■ Goal ■
Can you copy out the records below word for word, from the line with "Annotate this image: element" up to and including the line with "Text: 95: 95 bbox=[157, 68, 176, 82]", leaving out the pictures?

■ Data to use ■
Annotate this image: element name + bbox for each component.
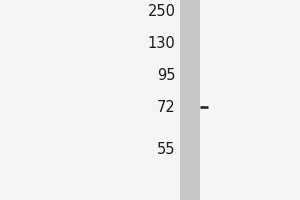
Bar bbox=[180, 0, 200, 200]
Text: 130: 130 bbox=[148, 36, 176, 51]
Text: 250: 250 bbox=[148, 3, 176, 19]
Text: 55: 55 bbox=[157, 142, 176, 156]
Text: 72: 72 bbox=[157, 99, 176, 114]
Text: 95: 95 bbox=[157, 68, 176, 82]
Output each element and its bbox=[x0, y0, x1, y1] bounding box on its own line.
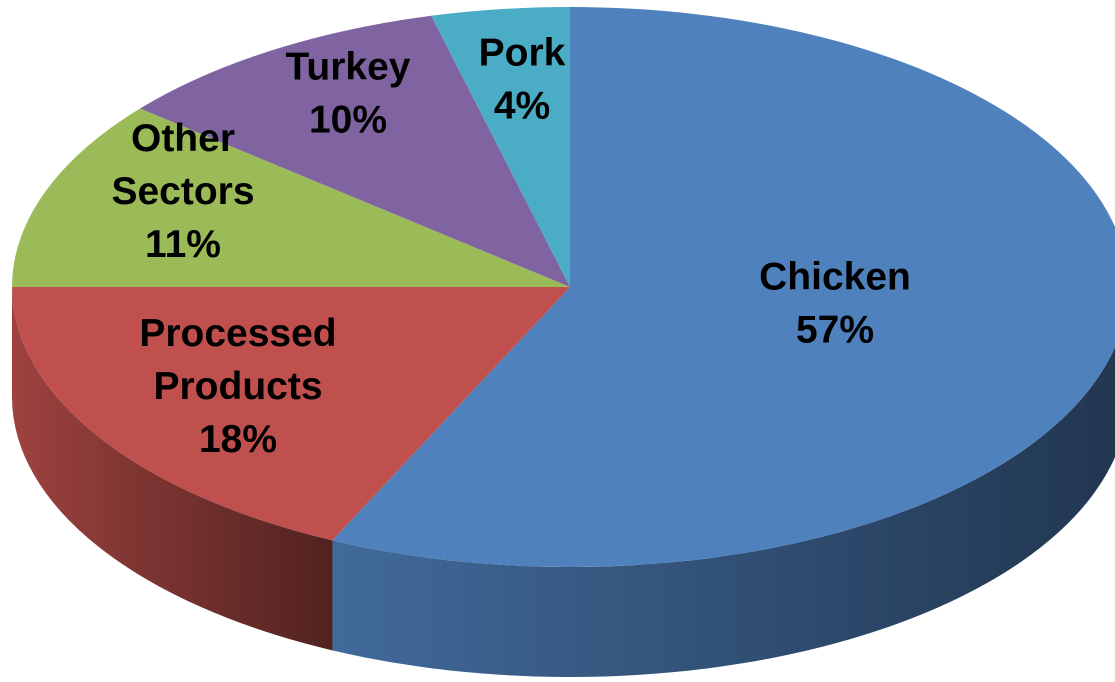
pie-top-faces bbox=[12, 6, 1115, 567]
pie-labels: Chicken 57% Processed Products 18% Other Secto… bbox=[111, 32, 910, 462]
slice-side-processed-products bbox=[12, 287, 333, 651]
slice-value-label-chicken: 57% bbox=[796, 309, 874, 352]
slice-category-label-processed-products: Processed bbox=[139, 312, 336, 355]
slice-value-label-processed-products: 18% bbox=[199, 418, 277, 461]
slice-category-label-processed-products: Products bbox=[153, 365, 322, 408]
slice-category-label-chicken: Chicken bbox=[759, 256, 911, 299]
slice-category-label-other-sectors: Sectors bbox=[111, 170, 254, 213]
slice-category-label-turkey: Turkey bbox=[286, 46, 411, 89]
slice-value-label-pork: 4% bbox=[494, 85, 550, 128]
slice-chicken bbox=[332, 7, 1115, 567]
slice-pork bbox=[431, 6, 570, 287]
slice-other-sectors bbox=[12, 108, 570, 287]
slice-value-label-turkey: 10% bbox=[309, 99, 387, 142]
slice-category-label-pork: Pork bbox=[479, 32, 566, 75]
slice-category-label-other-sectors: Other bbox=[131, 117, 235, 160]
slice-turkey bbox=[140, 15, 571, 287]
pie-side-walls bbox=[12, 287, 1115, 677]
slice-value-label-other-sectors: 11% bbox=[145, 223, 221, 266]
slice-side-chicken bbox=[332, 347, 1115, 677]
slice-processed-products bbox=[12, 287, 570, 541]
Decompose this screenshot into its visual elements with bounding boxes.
---
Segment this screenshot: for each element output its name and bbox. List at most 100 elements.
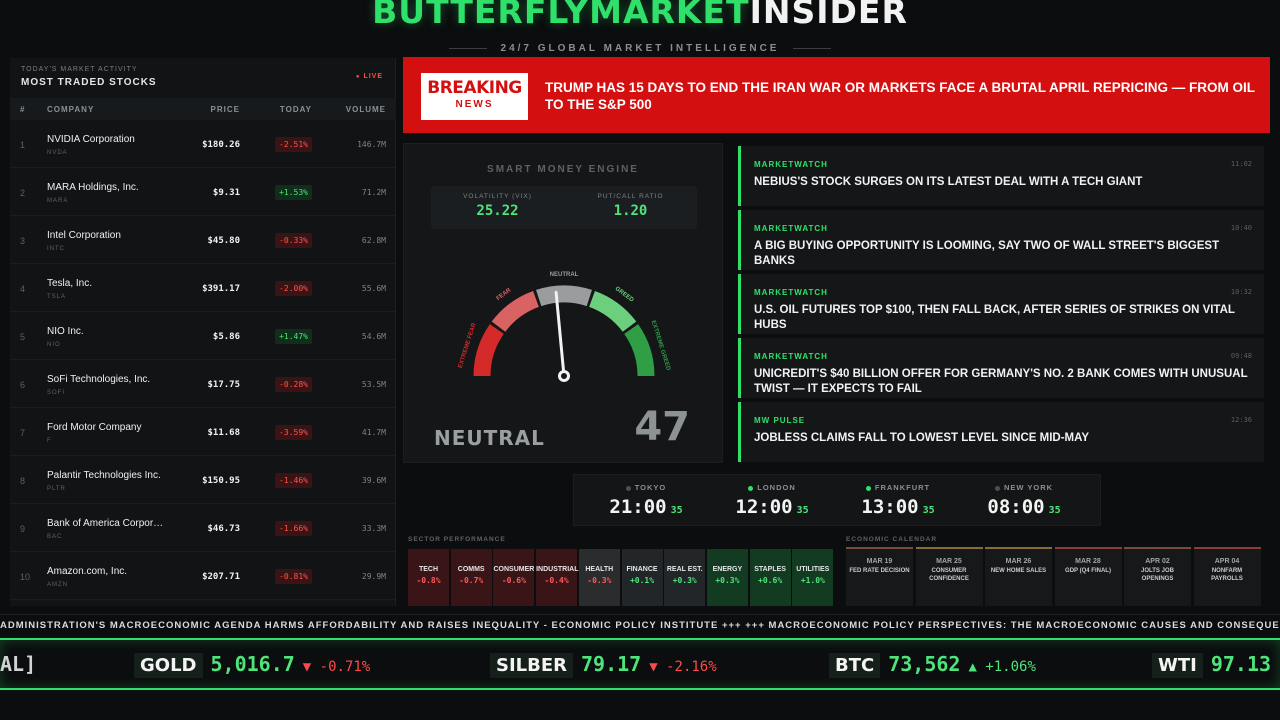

■ Reply ■
Annotate this image: element name + bbox for each component.
Bar bbox=[180, 0, 200, 200]
Text: 130: 130 bbox=[148, 36, 176, 51]
Text: 250: 250 bbox=[148, 3, 176, 19]
Text: 55: 55 bbox=[157, 142, 176, 156]
Text: 72: 72 bbox=[157, 99, 176, 114]
Text: 95: 95 bbox=[157, 68, 176, 82]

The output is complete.